WHAT YOU WILL DO> Copy out all lines in the data below containing the string "BASE".

Dataset excerpts>
╔══
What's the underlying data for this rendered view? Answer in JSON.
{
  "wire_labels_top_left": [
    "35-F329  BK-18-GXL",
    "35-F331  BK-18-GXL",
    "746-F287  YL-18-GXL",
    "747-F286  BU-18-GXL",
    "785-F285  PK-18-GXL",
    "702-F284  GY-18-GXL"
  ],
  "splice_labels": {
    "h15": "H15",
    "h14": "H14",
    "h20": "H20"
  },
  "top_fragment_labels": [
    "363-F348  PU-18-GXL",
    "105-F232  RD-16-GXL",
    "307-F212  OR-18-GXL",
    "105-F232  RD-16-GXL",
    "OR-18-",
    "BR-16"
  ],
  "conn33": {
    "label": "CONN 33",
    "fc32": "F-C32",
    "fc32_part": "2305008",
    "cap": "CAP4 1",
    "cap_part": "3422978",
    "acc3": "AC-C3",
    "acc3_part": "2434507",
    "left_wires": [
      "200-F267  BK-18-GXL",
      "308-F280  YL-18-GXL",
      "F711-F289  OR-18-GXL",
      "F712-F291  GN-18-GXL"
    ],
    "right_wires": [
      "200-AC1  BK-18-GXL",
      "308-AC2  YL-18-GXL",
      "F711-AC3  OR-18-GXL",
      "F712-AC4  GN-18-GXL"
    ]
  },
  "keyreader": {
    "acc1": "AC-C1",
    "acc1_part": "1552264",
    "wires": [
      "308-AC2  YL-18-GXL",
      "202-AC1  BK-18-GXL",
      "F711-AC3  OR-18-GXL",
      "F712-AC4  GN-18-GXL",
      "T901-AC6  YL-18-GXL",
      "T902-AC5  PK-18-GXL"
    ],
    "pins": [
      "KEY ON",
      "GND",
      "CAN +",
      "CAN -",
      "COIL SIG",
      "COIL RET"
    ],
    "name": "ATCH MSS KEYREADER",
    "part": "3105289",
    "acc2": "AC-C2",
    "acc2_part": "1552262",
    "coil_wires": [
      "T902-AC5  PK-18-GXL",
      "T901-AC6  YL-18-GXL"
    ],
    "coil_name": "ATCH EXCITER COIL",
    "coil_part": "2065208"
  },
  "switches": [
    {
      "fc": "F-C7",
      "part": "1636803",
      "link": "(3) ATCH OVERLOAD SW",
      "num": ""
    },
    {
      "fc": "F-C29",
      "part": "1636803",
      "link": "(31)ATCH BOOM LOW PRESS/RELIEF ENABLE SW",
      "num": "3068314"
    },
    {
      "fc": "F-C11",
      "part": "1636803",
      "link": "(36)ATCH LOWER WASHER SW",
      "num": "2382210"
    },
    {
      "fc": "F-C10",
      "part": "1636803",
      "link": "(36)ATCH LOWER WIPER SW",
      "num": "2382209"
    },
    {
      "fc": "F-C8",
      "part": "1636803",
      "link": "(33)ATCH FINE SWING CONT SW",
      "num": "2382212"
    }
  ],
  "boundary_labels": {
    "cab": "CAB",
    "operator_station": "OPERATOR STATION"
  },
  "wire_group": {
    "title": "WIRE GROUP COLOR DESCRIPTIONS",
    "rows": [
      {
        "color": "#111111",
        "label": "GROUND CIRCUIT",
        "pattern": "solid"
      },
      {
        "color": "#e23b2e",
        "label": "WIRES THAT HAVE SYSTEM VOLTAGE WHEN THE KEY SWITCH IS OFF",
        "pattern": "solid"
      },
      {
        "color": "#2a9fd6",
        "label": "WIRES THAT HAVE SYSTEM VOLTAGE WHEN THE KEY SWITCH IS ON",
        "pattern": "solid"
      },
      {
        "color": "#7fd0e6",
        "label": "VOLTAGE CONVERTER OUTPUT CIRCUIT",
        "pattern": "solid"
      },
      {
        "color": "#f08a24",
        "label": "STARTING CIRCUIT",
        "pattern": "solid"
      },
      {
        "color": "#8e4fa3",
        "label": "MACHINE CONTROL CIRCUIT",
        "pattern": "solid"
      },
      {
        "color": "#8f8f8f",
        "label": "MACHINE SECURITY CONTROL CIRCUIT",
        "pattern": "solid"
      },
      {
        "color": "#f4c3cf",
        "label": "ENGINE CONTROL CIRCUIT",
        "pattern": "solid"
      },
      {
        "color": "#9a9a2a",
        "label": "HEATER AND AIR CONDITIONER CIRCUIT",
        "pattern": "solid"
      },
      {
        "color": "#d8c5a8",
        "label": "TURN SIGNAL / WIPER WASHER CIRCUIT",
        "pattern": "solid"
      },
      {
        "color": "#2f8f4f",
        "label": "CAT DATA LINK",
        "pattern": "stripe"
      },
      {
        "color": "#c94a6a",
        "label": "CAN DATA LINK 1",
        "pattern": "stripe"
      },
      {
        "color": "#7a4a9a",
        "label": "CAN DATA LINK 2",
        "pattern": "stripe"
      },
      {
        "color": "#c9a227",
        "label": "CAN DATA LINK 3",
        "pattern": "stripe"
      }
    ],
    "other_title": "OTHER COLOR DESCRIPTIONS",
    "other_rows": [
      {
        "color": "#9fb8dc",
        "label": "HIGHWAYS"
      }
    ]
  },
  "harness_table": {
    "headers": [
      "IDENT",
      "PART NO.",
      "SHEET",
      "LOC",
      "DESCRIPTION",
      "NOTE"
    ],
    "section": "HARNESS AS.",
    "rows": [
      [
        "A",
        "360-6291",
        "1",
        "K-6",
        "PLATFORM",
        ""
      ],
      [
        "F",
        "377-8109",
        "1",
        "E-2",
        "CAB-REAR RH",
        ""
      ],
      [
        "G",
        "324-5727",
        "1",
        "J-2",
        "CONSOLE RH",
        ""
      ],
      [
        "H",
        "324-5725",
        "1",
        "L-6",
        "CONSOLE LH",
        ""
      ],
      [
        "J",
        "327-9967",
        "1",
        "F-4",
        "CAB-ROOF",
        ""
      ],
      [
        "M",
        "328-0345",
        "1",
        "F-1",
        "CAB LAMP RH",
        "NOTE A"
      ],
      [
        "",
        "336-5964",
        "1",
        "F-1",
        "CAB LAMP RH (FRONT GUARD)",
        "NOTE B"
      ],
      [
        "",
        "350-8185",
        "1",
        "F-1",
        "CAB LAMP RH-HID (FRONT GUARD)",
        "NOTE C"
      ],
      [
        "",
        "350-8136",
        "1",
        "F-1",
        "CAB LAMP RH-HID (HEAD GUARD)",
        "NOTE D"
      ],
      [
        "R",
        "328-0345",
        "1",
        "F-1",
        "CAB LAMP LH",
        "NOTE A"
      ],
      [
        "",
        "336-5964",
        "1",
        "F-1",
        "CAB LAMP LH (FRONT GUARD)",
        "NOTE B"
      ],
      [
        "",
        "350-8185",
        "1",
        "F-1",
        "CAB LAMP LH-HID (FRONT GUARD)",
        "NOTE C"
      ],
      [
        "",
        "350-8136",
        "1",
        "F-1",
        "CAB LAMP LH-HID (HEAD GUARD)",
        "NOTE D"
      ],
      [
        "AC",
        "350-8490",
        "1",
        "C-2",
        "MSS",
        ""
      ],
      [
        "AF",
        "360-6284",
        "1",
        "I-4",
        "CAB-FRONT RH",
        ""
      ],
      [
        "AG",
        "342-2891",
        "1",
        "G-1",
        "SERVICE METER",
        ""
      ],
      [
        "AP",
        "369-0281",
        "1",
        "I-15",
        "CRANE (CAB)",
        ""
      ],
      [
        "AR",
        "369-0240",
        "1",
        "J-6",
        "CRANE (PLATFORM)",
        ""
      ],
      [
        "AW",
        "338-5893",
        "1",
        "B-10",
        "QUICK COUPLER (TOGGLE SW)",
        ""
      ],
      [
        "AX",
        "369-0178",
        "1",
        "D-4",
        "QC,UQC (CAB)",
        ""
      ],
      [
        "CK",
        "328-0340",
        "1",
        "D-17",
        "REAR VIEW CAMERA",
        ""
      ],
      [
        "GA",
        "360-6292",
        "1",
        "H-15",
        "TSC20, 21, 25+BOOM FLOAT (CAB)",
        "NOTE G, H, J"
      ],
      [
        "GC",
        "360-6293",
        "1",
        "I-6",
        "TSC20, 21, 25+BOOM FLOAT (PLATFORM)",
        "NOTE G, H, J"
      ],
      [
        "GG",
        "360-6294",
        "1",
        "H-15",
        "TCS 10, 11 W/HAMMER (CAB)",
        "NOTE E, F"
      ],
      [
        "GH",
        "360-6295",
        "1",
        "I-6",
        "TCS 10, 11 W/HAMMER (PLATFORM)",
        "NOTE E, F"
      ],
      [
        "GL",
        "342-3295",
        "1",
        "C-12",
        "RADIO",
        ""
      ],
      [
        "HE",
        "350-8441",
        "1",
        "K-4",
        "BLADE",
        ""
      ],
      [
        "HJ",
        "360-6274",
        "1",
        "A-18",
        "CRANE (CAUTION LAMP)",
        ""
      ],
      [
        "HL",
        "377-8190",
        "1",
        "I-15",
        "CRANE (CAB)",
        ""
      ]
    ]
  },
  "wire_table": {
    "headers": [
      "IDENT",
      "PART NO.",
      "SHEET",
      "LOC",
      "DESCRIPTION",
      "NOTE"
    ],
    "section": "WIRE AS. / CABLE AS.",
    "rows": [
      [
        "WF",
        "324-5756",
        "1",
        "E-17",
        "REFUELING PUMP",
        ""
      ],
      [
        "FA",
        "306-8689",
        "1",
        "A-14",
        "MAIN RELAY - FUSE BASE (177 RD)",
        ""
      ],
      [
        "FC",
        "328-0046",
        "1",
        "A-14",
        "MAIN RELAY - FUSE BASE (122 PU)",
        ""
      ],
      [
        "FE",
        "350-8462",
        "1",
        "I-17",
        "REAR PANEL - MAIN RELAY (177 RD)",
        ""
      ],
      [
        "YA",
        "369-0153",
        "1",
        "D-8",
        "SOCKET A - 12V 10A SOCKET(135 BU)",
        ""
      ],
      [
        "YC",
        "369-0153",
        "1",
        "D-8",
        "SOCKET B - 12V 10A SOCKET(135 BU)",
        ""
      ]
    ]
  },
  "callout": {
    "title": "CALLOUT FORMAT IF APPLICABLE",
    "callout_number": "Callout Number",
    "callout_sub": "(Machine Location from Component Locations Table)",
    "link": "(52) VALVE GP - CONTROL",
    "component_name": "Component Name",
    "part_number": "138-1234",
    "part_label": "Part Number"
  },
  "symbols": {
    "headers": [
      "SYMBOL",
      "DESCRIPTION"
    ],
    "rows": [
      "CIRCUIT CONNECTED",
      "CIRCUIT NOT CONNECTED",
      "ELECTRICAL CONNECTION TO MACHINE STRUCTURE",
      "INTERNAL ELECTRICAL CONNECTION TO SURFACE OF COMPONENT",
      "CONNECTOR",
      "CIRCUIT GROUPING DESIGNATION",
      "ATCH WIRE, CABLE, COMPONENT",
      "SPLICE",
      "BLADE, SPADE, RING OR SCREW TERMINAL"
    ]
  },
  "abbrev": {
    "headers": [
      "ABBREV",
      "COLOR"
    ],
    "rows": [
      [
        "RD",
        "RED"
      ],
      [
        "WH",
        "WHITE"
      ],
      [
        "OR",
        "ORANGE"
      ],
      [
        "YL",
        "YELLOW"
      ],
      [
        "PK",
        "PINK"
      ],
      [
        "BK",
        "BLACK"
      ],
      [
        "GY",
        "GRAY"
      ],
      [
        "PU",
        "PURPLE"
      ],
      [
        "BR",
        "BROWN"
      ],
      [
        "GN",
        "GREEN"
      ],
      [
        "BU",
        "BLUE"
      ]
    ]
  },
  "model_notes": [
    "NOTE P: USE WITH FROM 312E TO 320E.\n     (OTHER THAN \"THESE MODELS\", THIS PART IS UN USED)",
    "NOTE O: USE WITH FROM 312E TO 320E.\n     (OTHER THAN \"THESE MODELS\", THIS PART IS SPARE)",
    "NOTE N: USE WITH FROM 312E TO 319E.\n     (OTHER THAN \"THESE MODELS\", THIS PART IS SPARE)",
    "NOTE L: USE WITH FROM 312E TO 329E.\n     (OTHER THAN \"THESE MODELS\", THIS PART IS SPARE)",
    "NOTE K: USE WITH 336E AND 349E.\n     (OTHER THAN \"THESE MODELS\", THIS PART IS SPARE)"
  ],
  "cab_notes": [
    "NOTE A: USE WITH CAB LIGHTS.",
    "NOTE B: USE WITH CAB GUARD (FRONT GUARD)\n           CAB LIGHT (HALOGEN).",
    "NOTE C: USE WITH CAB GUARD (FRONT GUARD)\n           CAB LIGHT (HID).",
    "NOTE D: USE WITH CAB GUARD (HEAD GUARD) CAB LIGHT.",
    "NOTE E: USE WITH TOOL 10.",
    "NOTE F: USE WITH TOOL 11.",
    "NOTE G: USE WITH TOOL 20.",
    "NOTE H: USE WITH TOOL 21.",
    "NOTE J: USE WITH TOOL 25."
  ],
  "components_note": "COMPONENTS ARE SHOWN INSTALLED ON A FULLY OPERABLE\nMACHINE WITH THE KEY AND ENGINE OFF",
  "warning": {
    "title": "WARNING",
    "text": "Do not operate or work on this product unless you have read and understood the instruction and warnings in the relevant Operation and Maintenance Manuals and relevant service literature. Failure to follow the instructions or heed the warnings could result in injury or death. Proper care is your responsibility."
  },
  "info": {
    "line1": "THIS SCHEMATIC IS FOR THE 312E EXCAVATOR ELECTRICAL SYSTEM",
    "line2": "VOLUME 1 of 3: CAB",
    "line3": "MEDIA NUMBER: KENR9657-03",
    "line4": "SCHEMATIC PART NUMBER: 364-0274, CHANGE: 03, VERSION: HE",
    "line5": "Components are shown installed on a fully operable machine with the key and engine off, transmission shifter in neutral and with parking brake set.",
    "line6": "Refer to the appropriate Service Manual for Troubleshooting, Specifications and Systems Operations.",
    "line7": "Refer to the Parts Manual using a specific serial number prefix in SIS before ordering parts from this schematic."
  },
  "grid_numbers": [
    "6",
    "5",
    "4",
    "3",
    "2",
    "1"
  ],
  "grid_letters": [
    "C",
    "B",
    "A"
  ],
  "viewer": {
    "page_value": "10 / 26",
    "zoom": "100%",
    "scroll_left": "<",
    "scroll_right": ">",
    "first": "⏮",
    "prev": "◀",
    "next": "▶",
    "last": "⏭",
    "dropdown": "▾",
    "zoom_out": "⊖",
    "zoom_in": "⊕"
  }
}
╚══
REPLY>
        "MAIN RELAY - FUSE BASE (177 RD)",
        "MAIN RELAY - FUSE BASE (122 PU)",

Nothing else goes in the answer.